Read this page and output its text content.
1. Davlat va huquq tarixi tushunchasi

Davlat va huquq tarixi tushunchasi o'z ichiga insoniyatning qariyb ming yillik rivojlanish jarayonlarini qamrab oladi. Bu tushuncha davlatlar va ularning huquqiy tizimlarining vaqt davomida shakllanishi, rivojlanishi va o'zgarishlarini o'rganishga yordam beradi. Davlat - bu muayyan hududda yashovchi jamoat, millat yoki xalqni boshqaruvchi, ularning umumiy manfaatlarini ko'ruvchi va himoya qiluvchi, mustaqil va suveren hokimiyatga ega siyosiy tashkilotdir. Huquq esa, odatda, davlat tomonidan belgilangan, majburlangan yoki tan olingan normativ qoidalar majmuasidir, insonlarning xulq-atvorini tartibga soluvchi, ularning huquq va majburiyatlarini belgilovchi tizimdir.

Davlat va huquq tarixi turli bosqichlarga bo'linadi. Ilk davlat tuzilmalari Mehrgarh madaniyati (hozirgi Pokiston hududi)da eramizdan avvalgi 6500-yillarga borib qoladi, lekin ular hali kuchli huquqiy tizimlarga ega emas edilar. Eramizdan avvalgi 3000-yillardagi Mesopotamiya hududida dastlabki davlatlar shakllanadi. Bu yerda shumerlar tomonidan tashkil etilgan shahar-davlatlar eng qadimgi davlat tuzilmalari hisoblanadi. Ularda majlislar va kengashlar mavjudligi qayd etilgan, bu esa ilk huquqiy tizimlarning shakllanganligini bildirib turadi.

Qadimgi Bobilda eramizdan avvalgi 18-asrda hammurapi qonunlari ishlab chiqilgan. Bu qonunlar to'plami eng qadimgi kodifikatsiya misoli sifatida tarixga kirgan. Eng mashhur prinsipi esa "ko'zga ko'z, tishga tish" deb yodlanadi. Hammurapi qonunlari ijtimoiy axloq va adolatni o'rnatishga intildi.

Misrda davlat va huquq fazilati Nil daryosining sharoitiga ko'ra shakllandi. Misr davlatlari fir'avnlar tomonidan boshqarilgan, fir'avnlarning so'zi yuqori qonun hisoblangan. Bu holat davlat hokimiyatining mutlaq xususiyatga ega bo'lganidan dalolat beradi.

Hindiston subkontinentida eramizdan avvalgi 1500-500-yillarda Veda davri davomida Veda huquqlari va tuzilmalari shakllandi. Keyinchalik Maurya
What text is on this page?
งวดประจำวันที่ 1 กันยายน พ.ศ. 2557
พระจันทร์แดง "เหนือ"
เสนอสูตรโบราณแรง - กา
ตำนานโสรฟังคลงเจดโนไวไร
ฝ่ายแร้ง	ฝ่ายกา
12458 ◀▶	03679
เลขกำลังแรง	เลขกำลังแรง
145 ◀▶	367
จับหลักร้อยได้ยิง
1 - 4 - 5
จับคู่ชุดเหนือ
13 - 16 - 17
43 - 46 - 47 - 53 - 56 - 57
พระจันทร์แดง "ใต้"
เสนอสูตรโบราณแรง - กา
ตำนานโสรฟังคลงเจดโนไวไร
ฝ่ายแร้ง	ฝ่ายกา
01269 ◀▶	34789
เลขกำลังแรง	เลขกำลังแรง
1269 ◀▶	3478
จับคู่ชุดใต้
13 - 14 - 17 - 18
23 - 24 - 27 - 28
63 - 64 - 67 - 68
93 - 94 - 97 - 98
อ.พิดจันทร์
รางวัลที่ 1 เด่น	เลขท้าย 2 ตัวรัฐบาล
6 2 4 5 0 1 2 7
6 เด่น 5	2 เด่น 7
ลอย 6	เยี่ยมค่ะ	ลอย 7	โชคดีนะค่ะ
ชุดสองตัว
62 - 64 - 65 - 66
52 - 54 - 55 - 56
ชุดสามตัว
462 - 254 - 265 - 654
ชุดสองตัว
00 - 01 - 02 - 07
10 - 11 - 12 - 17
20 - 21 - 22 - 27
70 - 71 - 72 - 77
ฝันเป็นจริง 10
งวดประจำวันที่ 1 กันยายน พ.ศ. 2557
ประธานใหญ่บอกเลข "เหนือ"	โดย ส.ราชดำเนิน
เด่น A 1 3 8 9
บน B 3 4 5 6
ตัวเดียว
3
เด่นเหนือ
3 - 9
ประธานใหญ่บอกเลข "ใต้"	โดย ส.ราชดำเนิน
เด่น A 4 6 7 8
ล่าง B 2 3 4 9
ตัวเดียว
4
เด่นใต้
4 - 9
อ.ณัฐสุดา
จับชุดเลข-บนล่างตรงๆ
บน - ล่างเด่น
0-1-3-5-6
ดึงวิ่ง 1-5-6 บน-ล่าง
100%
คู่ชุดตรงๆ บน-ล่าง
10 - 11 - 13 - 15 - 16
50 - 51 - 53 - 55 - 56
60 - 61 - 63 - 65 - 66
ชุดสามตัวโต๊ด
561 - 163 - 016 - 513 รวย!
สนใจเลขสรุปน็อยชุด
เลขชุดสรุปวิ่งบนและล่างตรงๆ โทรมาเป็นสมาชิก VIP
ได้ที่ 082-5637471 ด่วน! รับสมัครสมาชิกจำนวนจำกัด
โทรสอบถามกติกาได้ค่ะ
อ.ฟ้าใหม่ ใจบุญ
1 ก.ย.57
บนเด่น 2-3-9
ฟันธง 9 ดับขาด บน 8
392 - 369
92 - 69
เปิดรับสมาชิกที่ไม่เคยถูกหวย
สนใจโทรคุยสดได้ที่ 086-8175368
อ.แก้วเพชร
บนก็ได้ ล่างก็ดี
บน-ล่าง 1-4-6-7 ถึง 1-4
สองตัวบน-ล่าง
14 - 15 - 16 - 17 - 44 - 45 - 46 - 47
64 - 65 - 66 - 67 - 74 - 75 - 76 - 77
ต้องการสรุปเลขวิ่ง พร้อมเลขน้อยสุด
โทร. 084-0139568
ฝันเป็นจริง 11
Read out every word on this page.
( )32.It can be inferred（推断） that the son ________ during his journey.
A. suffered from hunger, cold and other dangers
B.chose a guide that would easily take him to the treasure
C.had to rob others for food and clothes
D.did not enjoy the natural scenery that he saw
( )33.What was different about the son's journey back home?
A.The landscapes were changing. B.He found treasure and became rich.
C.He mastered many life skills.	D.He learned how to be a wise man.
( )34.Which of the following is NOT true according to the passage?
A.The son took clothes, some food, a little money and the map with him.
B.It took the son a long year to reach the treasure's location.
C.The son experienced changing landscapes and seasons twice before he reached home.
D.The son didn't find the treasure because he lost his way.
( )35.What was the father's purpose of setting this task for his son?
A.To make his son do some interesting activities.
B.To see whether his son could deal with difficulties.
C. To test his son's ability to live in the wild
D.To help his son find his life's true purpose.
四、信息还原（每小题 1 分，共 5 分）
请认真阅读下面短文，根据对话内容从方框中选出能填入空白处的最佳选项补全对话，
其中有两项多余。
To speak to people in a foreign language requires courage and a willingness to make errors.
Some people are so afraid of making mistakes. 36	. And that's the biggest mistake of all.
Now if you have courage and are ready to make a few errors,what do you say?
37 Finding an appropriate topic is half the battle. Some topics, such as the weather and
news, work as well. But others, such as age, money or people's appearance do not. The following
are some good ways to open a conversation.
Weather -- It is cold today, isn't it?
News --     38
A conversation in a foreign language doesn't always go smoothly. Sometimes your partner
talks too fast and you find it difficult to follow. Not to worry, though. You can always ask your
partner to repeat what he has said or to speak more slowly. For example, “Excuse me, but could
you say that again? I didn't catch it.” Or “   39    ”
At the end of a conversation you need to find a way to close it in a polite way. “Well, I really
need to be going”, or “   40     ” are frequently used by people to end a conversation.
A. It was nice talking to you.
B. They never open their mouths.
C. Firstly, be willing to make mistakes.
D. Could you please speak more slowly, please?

◆ The request ◆
In this exercise, repeat all entries exactly.

◆ Response for this exercise ◆
Read this page and output its text content.
1. Davlat va huquq tarixi tushunchasi

Davlat va huquq tarixi tushunchasi o'z ichiga insoniyatning qariyb ming yillik rivojlanish jarayonlarini qamrab oladi. Bu tushuncha davlatlar va ularning huquqiy tizimlarining vaqt davomida shakllanishi, rivojlanishi va o'zgarishlarini o'rganishga yordam beradi. Davlat - bu muayyan hududda yashovchi jamoat, millat yoki xalqni boshqaruvchi, ularning umumiy manfaatlarini ko'ruvchi va himoya qiluvchi, mustaqil va suveren hokimiyatga ega siyosiy tashkilotdir. Huquq esa, odatda, davlat tomonidan belgilangan, majburlangan yoki tan olingan normativ qoidalar majmuasidir, insonlarning xulq-atvorini tartibga soluvchi, ularning huquq va majburiyatlarini belgilovchi tizimdir.

Davlat va huquq tarixi turli bosqichlarga bo'linadi. Ilk davlat tuzilmalari Mehrgarh madaniyati (hozirgi Pokiston hududi)da eramizdan avvalgi 6500-yillarga borib qoladi, lekin ular hali kuchli huquqiy tizimlarga ega emas edilar. Eramizdan avvalgi 3000-yillardagi Mesopotamiya hududida dastlabki davlatlar shakllanadi. Bu yerda shumerlar tomonidan tashkil etilgan shahar-davlatlar eng qadimgi davlat tuzilmalari hisoblanadi. Ularda majlislar va kengashlar mavjudligi qayd etilgan, bu esa ilk huquqiy tizimlarning shakllanganligini bildirib turadi.

Qadimgi Bobilda eramizdan avvalgi 18-asrda hammurapi qonunlari ishlab chiqilgan. Bu qonunlar to'plami eng qadimgi kodifikatsiya misoli sifatida tarixga kirgan. Eng mashhur prinsipi esa "ko'zga ko'z, tishga tish" deb yodlanadi. Hammurapi qonunlari ijtimoiy axloq va adolatni o'rnatishga intildi.

Misrda davlat va huquq fazilati Nil daryosining sharoitiga ko'ra shakllandi. Misr davlatlari fir'avnlar tomonidan boshqarilgan, fir'avnlarning so'zi yuqori qonun hisoblangan. Bu holat davlat hokimiyatining mutlaq xususiyatga ega bo'lganidan dalolat beradi.

Hindiston subkontinentida eramizdan avvalgi 1500-500-yillarda Veda davri davomida Veda huquqlari va tuzilmalari shakllandi. Keyinchalik Maurya
What text is on this page?
งวดประจำวันที่ 1 กันยายน พ.ศ. 2557
พระจันทร์แดง "เหนือ"
เสนอสูตรโบราณแรง - กา
ตำนานโสรฟังคลงเจดโนไวไร
ฝ่ายแร้ง	ฝ่ายกา
12458 ◀▶	03679
เลขกำลังแรง	เลขกำลังแรง
145 ◀▶	367
จับหลักร้อยได้ยิง
1 - 4 - 5
จับคู่ชุดเหนือ
13 - 16 - 17
43 - 46 - 47 - 53 - 56 - 57
พระจันทร์แดง "ใต้"
เสนอสูตรโบราณแรง - กา
ตำนานโสรฟังคลงเจดโนไวไร
ฝ่ายแร้ง	ฝ่ายกา
01269 ◀▶	34789
เลขกำลังแรง	เลขกำลังแรง
1269 ◀▶	3478
จับคู่ชุดใต้
13 - 14 - 17 - 18
23 - 24 - 27 - 28
63 - 64 - 67 - 68
93 - 94 - 97 - 98
อ.พิดจันทร์
รางวัลที่ 1 เด่น	เลขท้าย 2 ตัวรัฐบาล
6 2 4 5 0 1 2 7
6 เด่น 5	2 เด่น 7
ลอย 6	เยี่ยมค่ะ	ลอย 7	โชคดีนะค่ะ
ชุดสองตัว
62 - 64 - 65 - 66
52 - 54 - 55 - 56
ชุดสามตัว
462 - 254 - 265 - 654
ชุดสองตัว
00 - 01 - 02 - 07
10 - 11 - 12 - 17
20 - 21 - 22 - 27
70 - 71 - 72 - 77
ฝันเป็นจริง 10
งวดประจำวันที่ 1 กันยายน พ.ศ. 2557
ประธานใหญ่บอกเลข "เหนือ"	โดย ส.ราชดำเนิน
เด่น A 1 3 8 9
บน B 3 4 5 6
ตัวเดียว
3
เด่นเหนือ
3 - 9
ประธานใหญ่บอกเลข "ใต้"	โดย ส.ราชดำเนิน
เด่น A 4 6 7 8
ล่าง B 2 3 4 9
ตัวเดียว
4
เด่นใต้
4 - 9
อ.ณัฐสุดา
จับชุดเลข-บนล่างตรงๆ
บน - ล่างเด่น
0-1-3-5-6
ดึงวิ่ง 1-5-6 บน-ล่าง
100%
คู่ชุดตรงๆ บน-ล่าง
10 - 11 - 13 - 15 - 16
50 - 51 - 53 - 55 - 56
60 - 61 - 63 - 65 - 66
ชุดสามตัวโต๊ด
561 - 163 - 016 - 513 รวย!
สนใจเลขสรุปน็อยชุด
เลขชุดสรุปวิ่งบนและล่างตรงๆ โทรมาเป็นสมาชิก VIP
ได้ที่ 082-5637471 ด่วน! รับสมัครสมาชิกจำนวนจำกัด
โทรสอบถามกติกาได้ค่ะ
อ.ฟ้าใหม่ ใจบุญ
1 ก.ย.57
บนเด่น 2-3-9
ฟันธง 9 ดับขาด บน 8
392 - 369
92 - 69
เปิดรับสมาชิกที่ไม่เคยถูกหวย
สนใจโทรคุยสดได้ที่ 086-8175368
อ.แก้วเพชร
บนก็ได้ ล่างก็ดี
บน-ล่าง 1-4-6-7 ถึง 1-4
สองตัวบน-ล่าง
14 - 15 - 16 - 17 - 44 - 45 - 46 - 47
64 - 65 - 66 - 67 - 74 - 75 - 76 - 77
ต้องการสรุปเลขวิ่ง พร้อมเลขน้อยสุด
โทร. 084-0139568
ฝันเป็นจริง 11
Read out every word on this page.
( )32.It can be inferred（推断） that the son ________ during his journey.
A. suffered from hunger, cold and other dangers
B.chose a guide that would easily take him to the treasure
C.had to rob others for food and clothes
D.did not enjoy the natural scenery that he saw
( )33.What was different about the son's journey back home?
A.The landscapes were changing. B.He found treasure and became rich.
C.He mastered many life skills.	D.He learned how to be a wise man.
( )34.Which of the following is NOT true according to the passage?
A.The son took clothes, some food, a little money and the map with him.
B.It took the son a long year to reach the treasure's location.
C.The son experienced changing landscapes and seasons twice before he reached home.
D.The son didn't find the treasure because he lost his way.
( )35.What was the father's purpose of setting this task for his son?
A.To make his son do some interesting activities.
B.To see whether his son could deal with difficulties.
C. To test his son's ability to live in the wild
D.To help his son find his life's true purpose.
四、信息还原（每小题 1 分，共 5 分）
请认真阅读下面短文，根据对话内容从方框中选出能填入空白处的最佳选项补全对话，
其中有两项多余。
To speak to people in a foreign language requires courage and a willingness to make errors.
Some people are so afraid of making mistakes. 36	. And that's the biggest mistake of all.
Now if you have courage and are ready to make a few errors,what do you say?
37 Finding an appropriate topic is half the battle. Some topics, such as the weather and
news, work as well. But others, such as age, money or people's appearance do not. The following
are some good ways to open a conversation.
Weather -- It is cold today, isn't it?
News --     38
A conversation in a foreign language doesn't always go smoothly. Sometimes your partner
talks too fast and you find it difficult to follow. Not to worry, though. You can always ask your
partner to repeat what he has said or to speak more slowly. For example, “Excuse me, but could
you say that again? I didn't catch it.” Or “   39    ”
At the end of a conversation you need to find a way to close it in a polite way. “Well, I really
need to be going”, or “   40     ” are frequently used by people to end a conversation.
A. It was nice talking to you.
B. They never open their mouths.
C. Firstly, be willing to make mistakes.
D. Could you please speak more slowly, please?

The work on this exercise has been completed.